#### What to work on
Count every line in the data below where "감사합니다" occurs, then state that number and nothing more.

#### Information shown
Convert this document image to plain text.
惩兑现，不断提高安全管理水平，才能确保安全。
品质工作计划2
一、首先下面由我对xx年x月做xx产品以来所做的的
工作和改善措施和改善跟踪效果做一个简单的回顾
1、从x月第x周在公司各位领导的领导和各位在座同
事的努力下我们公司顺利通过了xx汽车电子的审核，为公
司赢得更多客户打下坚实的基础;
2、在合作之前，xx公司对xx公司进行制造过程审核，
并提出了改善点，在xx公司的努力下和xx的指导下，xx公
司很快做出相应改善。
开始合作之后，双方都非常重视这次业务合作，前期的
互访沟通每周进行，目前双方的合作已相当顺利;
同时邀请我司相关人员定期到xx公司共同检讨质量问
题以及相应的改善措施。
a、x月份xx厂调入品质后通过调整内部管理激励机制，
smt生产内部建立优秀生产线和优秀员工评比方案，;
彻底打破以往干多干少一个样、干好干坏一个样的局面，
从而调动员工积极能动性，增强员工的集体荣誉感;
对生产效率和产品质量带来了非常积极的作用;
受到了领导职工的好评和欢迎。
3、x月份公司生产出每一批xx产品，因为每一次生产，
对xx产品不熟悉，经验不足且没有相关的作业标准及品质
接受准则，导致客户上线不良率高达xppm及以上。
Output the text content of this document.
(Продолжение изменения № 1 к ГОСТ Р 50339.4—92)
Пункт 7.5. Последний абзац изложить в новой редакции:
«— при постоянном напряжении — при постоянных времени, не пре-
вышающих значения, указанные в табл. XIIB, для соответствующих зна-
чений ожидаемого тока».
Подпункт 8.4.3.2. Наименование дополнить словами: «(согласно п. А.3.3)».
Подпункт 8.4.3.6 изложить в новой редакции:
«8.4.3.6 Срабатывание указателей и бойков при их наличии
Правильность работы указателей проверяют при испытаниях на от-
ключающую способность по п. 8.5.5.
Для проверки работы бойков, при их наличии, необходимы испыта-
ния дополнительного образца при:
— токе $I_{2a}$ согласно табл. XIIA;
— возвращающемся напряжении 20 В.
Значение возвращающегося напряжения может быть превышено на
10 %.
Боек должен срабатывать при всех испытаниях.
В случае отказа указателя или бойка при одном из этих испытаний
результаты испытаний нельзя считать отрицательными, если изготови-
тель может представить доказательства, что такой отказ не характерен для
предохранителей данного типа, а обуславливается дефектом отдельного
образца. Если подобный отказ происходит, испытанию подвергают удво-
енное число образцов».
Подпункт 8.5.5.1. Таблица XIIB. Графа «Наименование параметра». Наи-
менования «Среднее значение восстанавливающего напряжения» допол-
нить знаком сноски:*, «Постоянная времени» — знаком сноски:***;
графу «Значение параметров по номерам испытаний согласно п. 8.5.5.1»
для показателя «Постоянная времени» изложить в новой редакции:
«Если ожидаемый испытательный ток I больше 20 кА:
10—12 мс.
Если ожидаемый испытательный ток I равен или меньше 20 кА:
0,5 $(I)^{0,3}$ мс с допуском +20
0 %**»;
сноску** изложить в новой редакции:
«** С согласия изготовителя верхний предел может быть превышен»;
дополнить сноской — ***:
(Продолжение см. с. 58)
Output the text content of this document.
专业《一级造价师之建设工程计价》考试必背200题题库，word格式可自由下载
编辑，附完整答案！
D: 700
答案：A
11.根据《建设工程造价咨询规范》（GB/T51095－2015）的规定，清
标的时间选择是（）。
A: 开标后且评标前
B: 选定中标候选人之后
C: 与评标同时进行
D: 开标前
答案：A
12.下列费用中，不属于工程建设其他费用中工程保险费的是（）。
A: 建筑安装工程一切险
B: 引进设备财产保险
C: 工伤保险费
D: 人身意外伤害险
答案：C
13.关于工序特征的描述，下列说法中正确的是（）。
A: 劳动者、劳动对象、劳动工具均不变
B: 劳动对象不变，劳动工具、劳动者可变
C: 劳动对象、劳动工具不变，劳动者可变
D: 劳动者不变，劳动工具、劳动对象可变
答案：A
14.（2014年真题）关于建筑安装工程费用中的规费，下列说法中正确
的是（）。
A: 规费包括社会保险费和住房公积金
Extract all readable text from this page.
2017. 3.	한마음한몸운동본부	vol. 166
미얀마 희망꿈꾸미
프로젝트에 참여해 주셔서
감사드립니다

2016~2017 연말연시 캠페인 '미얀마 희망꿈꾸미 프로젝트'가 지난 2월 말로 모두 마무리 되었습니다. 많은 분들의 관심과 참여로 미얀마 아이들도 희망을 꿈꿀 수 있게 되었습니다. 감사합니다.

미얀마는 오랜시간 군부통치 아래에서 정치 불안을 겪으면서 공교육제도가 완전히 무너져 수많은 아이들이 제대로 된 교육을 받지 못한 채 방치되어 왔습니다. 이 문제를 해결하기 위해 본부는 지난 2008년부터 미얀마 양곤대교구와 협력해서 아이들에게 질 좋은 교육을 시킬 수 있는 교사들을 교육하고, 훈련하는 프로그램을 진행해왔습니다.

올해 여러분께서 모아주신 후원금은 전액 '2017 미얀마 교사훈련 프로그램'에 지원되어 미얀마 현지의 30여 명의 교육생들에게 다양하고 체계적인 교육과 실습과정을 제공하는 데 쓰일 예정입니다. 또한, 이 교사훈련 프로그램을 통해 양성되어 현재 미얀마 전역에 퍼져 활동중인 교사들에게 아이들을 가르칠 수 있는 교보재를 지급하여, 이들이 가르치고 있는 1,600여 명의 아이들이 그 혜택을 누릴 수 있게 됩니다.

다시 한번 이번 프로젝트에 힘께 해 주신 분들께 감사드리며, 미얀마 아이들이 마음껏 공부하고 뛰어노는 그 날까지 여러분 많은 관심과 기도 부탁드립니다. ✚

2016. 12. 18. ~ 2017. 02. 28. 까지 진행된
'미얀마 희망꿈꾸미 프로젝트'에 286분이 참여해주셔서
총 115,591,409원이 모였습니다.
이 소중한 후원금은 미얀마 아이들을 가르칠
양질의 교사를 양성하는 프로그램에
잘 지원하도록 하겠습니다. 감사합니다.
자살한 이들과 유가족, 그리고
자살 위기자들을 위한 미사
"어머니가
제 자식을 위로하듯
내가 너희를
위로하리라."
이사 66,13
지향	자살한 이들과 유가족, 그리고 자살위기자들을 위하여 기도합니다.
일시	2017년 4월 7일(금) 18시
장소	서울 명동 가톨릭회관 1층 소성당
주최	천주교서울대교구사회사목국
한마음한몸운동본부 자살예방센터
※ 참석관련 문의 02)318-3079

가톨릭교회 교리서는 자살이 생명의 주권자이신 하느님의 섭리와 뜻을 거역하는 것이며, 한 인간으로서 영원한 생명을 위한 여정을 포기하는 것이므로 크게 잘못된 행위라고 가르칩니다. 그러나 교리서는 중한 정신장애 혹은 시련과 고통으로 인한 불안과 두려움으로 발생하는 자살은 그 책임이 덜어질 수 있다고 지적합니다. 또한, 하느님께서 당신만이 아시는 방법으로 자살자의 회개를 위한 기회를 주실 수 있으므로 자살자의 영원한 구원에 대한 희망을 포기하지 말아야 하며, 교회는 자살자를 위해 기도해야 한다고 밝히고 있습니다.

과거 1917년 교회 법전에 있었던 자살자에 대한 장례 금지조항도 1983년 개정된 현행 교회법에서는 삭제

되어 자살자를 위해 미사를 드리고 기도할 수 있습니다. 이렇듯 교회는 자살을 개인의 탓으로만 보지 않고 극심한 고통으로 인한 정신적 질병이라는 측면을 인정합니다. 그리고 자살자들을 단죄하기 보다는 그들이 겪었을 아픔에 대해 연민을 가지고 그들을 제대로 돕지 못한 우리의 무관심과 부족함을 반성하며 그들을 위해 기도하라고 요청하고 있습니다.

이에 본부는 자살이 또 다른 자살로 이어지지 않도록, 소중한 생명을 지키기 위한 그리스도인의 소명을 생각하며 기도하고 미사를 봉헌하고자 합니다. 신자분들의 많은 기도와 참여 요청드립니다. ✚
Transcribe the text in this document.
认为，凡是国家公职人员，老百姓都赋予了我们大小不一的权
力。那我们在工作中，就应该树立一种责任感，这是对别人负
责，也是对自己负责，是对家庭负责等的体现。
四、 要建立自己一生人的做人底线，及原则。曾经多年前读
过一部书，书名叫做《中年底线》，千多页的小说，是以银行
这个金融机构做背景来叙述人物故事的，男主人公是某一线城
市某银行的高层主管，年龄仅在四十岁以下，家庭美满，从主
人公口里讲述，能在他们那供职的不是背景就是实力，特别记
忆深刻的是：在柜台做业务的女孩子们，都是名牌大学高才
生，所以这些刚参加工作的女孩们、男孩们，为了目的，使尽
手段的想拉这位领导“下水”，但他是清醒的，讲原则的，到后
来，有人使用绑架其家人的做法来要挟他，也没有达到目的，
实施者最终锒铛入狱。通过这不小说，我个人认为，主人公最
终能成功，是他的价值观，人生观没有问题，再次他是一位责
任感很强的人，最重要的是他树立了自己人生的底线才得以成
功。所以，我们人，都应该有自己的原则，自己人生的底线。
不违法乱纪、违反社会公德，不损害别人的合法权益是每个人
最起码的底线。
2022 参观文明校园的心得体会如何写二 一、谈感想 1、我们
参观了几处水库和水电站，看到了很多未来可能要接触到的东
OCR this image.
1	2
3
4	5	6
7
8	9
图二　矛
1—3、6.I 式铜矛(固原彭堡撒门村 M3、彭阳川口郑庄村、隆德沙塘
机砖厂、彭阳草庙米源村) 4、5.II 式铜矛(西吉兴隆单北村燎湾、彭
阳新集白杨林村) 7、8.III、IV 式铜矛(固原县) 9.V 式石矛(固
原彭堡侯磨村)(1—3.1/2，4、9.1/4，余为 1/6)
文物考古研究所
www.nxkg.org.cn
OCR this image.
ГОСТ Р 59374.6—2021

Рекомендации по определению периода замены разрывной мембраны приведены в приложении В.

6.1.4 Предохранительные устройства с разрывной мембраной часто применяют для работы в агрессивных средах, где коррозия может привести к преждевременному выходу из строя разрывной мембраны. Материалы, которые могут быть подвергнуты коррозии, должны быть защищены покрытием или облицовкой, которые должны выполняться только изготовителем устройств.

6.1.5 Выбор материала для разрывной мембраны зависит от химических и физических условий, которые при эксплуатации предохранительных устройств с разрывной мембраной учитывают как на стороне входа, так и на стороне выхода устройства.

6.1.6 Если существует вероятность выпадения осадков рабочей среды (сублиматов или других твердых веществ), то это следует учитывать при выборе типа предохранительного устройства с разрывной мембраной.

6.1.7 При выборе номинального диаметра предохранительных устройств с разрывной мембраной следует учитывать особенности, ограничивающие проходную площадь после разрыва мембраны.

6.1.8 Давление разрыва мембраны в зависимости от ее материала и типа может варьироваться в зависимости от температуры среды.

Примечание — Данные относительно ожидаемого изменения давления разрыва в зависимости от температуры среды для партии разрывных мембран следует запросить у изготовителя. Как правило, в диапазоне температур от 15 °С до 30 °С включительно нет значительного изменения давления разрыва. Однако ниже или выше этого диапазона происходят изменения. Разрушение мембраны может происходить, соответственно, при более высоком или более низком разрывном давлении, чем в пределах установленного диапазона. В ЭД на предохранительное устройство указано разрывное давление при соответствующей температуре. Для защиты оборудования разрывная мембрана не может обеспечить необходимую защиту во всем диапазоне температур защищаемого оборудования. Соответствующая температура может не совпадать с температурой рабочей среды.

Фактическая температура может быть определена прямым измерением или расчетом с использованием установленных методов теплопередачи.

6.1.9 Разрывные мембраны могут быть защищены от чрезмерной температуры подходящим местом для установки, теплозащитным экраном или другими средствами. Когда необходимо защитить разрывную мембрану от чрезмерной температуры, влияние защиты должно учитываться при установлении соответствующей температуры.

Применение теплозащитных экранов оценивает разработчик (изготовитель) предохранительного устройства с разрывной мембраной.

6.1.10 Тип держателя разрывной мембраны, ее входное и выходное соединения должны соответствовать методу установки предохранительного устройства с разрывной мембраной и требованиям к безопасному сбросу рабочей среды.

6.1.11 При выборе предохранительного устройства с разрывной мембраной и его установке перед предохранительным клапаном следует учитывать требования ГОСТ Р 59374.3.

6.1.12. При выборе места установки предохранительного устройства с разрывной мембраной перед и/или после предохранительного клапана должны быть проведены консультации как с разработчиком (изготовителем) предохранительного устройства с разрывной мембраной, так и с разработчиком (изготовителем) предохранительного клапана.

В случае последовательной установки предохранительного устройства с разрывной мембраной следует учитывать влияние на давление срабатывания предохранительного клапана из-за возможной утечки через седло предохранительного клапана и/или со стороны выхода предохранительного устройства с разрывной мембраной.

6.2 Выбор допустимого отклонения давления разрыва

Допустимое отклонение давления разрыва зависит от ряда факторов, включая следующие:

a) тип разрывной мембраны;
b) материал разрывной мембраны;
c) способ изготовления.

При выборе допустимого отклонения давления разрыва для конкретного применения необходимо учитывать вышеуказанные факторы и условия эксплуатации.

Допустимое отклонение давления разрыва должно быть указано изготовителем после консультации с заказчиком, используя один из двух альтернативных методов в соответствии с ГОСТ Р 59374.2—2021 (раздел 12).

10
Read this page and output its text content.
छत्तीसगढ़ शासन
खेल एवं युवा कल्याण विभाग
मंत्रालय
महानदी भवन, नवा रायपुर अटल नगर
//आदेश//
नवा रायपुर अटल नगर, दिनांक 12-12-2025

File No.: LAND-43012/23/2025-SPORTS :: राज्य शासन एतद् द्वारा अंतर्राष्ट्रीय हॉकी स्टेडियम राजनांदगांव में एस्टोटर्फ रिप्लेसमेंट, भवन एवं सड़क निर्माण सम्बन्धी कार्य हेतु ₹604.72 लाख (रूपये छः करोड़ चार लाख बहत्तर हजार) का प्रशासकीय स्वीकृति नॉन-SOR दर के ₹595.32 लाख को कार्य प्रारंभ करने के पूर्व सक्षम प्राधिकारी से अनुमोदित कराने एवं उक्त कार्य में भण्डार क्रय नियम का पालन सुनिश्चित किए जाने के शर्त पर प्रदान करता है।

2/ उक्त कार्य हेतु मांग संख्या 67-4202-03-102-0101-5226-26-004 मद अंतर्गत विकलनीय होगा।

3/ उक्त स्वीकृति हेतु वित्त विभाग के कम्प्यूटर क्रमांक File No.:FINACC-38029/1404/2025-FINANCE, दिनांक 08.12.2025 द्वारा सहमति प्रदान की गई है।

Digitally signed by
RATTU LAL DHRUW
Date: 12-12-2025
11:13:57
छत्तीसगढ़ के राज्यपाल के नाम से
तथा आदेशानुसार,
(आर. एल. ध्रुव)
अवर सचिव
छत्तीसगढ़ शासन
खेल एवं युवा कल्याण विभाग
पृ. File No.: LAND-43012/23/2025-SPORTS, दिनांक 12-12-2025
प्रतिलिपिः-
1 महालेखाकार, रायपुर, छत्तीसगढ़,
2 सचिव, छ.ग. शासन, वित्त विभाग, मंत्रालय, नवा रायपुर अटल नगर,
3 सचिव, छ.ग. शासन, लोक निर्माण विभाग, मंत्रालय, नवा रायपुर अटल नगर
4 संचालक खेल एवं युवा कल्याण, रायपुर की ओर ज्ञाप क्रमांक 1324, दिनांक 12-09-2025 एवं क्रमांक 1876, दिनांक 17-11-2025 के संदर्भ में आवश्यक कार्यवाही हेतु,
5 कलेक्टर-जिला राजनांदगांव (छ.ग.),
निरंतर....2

#### Final result
2